▶ [Requirement]:
Write out every line of the material exactly as it appears.

= = = = = = =

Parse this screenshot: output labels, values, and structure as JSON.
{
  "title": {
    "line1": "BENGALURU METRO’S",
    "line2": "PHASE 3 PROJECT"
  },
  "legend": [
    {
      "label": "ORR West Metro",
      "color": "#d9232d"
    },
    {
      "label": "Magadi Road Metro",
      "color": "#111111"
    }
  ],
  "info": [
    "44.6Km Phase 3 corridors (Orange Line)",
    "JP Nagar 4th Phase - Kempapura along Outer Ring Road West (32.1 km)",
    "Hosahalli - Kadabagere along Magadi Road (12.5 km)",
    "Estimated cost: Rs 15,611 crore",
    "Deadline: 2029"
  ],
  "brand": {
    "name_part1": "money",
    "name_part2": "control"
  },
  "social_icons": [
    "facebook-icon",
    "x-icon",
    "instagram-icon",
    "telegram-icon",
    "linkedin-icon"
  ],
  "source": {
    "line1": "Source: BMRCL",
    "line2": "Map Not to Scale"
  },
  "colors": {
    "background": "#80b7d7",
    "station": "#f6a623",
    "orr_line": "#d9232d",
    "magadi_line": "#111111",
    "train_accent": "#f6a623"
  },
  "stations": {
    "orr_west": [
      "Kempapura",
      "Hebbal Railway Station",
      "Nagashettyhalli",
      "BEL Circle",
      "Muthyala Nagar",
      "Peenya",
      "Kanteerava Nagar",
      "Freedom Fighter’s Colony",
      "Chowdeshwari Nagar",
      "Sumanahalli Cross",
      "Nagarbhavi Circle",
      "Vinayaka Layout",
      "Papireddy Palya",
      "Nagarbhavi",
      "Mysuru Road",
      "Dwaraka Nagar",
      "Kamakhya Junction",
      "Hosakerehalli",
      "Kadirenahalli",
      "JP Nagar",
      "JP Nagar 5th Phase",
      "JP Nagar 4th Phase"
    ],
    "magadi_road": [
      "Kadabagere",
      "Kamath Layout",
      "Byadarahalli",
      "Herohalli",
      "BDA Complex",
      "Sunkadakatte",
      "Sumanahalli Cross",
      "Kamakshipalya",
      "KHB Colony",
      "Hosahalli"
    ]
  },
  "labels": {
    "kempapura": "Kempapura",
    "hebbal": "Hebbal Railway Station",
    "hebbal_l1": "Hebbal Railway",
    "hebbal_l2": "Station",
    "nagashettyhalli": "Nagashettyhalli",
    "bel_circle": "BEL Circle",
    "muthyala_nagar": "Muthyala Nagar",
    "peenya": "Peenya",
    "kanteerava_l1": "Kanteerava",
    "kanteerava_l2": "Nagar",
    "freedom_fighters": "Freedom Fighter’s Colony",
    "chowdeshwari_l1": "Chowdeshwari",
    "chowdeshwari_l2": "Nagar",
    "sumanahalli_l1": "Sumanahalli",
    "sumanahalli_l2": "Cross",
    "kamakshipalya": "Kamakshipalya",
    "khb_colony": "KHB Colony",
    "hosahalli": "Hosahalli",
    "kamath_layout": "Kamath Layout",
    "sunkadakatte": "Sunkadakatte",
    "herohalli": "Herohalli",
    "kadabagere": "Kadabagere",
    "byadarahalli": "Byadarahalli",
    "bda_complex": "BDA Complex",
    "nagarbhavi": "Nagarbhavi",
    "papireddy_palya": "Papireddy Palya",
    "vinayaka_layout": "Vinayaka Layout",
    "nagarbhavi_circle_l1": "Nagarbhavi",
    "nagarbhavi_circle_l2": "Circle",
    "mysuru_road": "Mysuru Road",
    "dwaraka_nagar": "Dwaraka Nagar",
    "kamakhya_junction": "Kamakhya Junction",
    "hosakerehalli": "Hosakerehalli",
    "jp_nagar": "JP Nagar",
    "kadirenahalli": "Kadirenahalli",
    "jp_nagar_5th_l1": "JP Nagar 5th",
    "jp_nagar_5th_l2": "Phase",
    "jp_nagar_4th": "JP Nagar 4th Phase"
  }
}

= = = = = = =

▶ [Solution]:
Parse this screenshot: output labels, values, and structure as JSON.
{
  "title": {
    "line1": "BENGALURU METRO’S",
    "line2": "PHASE 3 PROJECT"
  },
  "legend": [
    {
      "label": "ORR West Metro",
      "color": "#d9232d"
    },
    {
      "label": "Magadi Road Metro",
      "color": "#111111"
    }
  ],
  "info": [
    "44.6Km Phase 3 corridors (Orange Line)",
    "JP Nagar 4th Phase - Kempapura along Outer Ring Road West (32.1 km)",
    "Hosahalli - Kadabagere along Magadi Road (12.5 km)",
    "Estimated cost: Rs 15,611 crore",
    "Deadline: 2029"
  ],
  "brand": {
    "name_part1": "money",
    "name_part2": "control"
  },
  "social_icons": [
    "facebook-icon",
    "x-icon",
    "instagram-icon",
    "telegram-icon",
    "linkedin-icon"
  ],
  "source": {
    "line1": "Source: BMRCL",
    "line2": "Map Not to Scale"
  },
  "colors": {
    "background": "#80b7d7",
    "station": "#f6a623",
    "orr_line": "#d9232d",
    "magadi_line": "#111111",
    "train_accent": "#f6a623"
  },
  "stations": {
    "orr_west": [
      "Kempapura",
      "Hebbal Railway Station",
      "Nagashettyhalli",
      "BEL Circle",
      "Muthyala Nagar",
      "Peenya",
      "Kanteerava Nagar",
      "Freedom Fighter’s Colony",
      "Chowdeshwari Nagar",
      "Sumanahalli Cross",
      "Nagarbhavi Circle",
      "Vinayaka Layout",
      "Papireddy Palya",
      "Nagarbhavi",
      "Mysuru Road",
      "Dwaraka Nagar",
      "Kamakhya Junction",
      "Hosakerehalli",
      "Kadirenahalli",
      "JP Nagar",
      "JP Nagar 5th Phase",
      "JP Nagar 4th Phase"
    ],
    "magadi_road": [
      "Kadabagere",
      "Kamath Layout",
      "Byadarahalli",
      "Herohalli",
      "BDA Complex",
      "Sunkadakatte",
      "Sumanahalli Cross",
      "Kamakshipalya",
      "KHB Colony",
      "Hosahalli"
    ]
  },
  "labels": {
    "kempapura": "Kempapura",
    "hebbal": "Hebbal Railway Station",
    "hebbal_l1": "Hebbal Railway",
    "hebbal_l2": "Station",
    "nagashettyhalli": "Nagashettyhalli",
    "bel_circle": "BEL Circle",
    "muthyala_nagar": "Muthyala Nagar",
    "peenya": "Peenya",
    "kanteerava_l1": "Kanteerava",
    "kanteerava_l2": "Nagar",
    "freedom_fighters": "Freedom Fighter’s Colony",
    "chowdeshwari_l1": "Chowdeshwari",
    "chowdeshwari_l2": "Nagar",
    "sumanahalli_l1": "Sumanahalli",
    "sumanahalli_l2": "Cross",
    "kamakshipalya": "Kamakshipalya",
    "khb_colony": "KHB Colony",
    "hosahalli": "Hosahalli",
    "kamath_layout": "Kamath Layout",
    "sunkadakatte": "Sunkadakatte",
    "herohalli": "Herohalli",
    "kadabagere": "Kadabagere",
    "byadarahalli": "Byadarahalli",
    "bda_complex": "BDA Complex",
    "nagarbhavi": "Nagarbhavi",
    "papireddy_palya": "Papireddy Palya",
    "vinayaka_layout": "Vinayaka Layout",
    "nagarbhavi_circle_l1": "Nagarbhavi",
    "nagarbhavi_circle_l2": "Circle",
    "mysuru_road": "Mysuru Road",
    "dwaraka_nagar": "Dwaraka Nagar",
    "kamakhya_junction": "Kamakhya Junction",
    "hosakerehalli": "Hosakerehalli",
    "jp_nagar": "JP Nagar",
    "kadirenahalli": "Kadirenahalli",
    "jp_nagar_5th_l1": "JP Nagar 5th",
    "jp_nagar_5th_l2": "Phase",
    "jp_nagar_4th": "JP Nagar 4th Phase"
  }
}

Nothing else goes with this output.